Goal: From the listing below, pull each line that includes "this".

..............................

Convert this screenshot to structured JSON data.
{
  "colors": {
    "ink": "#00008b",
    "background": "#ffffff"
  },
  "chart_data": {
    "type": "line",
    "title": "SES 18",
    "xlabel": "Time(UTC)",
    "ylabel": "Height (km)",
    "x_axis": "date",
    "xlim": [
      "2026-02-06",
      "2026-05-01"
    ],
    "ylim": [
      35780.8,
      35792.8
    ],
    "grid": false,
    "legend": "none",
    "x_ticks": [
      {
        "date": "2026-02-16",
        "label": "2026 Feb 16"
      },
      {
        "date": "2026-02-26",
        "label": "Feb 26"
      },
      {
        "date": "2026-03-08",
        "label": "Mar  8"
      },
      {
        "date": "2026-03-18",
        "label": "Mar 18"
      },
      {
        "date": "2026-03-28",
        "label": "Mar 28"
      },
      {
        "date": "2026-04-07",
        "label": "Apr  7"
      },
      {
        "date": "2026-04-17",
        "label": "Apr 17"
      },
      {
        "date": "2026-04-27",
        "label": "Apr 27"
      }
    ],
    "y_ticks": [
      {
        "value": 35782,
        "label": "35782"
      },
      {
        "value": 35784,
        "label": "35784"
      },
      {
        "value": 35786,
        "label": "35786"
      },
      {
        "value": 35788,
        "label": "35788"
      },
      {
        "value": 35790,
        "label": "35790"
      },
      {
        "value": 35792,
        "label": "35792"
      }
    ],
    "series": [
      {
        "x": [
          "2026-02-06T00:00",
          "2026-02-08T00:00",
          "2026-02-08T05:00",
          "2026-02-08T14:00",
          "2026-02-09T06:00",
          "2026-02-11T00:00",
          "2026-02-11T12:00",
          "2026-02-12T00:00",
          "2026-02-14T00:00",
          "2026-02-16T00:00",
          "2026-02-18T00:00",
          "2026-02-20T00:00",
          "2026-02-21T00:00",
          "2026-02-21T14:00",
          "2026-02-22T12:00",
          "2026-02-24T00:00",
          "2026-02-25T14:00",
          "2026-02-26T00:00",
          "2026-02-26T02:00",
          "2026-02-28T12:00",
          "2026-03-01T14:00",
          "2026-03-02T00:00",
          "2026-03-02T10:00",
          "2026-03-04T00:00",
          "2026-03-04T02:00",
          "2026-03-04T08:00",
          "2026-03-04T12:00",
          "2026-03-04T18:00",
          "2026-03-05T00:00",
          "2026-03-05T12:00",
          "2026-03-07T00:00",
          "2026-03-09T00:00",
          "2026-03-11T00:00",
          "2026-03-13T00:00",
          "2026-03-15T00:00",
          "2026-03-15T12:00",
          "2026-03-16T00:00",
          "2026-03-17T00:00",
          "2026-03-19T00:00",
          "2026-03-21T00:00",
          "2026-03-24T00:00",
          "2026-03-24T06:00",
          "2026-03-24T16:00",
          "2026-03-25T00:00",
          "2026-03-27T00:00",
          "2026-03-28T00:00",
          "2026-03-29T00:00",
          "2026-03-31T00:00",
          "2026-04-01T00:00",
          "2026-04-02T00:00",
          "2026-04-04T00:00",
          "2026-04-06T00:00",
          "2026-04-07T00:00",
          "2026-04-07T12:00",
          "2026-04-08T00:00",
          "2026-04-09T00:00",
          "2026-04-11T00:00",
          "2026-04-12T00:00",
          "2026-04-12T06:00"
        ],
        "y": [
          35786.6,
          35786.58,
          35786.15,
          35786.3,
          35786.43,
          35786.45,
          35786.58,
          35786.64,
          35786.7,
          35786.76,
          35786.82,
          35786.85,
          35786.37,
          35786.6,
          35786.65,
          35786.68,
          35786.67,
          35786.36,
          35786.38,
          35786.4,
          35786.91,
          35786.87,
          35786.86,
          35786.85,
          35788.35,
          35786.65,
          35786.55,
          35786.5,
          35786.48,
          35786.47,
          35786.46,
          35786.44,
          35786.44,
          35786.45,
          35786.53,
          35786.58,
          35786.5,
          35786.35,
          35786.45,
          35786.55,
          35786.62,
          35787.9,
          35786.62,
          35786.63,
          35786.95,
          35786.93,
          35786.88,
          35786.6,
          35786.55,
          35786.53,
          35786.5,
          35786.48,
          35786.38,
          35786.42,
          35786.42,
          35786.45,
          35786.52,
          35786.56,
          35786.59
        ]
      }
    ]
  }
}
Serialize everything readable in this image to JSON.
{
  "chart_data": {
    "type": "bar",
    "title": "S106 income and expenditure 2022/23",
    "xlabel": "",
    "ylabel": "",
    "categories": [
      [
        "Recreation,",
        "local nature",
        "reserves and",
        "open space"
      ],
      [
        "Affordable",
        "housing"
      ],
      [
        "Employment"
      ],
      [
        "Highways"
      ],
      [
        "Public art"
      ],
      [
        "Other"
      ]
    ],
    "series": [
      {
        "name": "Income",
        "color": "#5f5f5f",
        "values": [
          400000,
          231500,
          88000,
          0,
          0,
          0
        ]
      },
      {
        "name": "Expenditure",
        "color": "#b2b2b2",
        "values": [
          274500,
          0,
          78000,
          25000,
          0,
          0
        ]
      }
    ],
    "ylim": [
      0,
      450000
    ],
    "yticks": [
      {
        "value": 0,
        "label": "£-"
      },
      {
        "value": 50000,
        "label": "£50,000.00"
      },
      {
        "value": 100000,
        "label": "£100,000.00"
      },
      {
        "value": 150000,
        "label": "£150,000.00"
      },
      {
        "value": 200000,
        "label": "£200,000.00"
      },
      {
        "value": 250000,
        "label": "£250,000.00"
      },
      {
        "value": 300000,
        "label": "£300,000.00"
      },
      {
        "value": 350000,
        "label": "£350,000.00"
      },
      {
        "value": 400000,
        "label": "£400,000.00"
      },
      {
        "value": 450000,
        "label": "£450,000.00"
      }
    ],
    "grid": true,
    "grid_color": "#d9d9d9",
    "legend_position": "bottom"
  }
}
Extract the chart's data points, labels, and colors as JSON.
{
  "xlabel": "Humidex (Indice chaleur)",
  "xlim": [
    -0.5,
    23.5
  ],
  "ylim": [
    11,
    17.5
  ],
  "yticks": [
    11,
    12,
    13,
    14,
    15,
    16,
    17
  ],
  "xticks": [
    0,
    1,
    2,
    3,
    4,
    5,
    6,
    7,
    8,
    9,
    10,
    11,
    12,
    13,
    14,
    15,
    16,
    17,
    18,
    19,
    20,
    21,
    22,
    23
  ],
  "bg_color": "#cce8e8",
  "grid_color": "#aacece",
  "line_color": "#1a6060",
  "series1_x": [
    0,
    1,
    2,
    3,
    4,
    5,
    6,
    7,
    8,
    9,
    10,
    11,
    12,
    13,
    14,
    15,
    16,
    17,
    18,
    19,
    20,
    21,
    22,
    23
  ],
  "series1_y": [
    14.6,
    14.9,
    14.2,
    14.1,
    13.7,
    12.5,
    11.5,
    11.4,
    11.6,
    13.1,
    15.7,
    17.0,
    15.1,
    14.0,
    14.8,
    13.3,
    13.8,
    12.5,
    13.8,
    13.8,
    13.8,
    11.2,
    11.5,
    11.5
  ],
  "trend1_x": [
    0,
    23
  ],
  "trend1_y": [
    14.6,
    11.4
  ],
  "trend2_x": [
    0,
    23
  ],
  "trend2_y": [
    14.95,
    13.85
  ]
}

..............................

The result:
Convert this screenshot to structured JSON data.
Serialize everything readable in this image to JSON.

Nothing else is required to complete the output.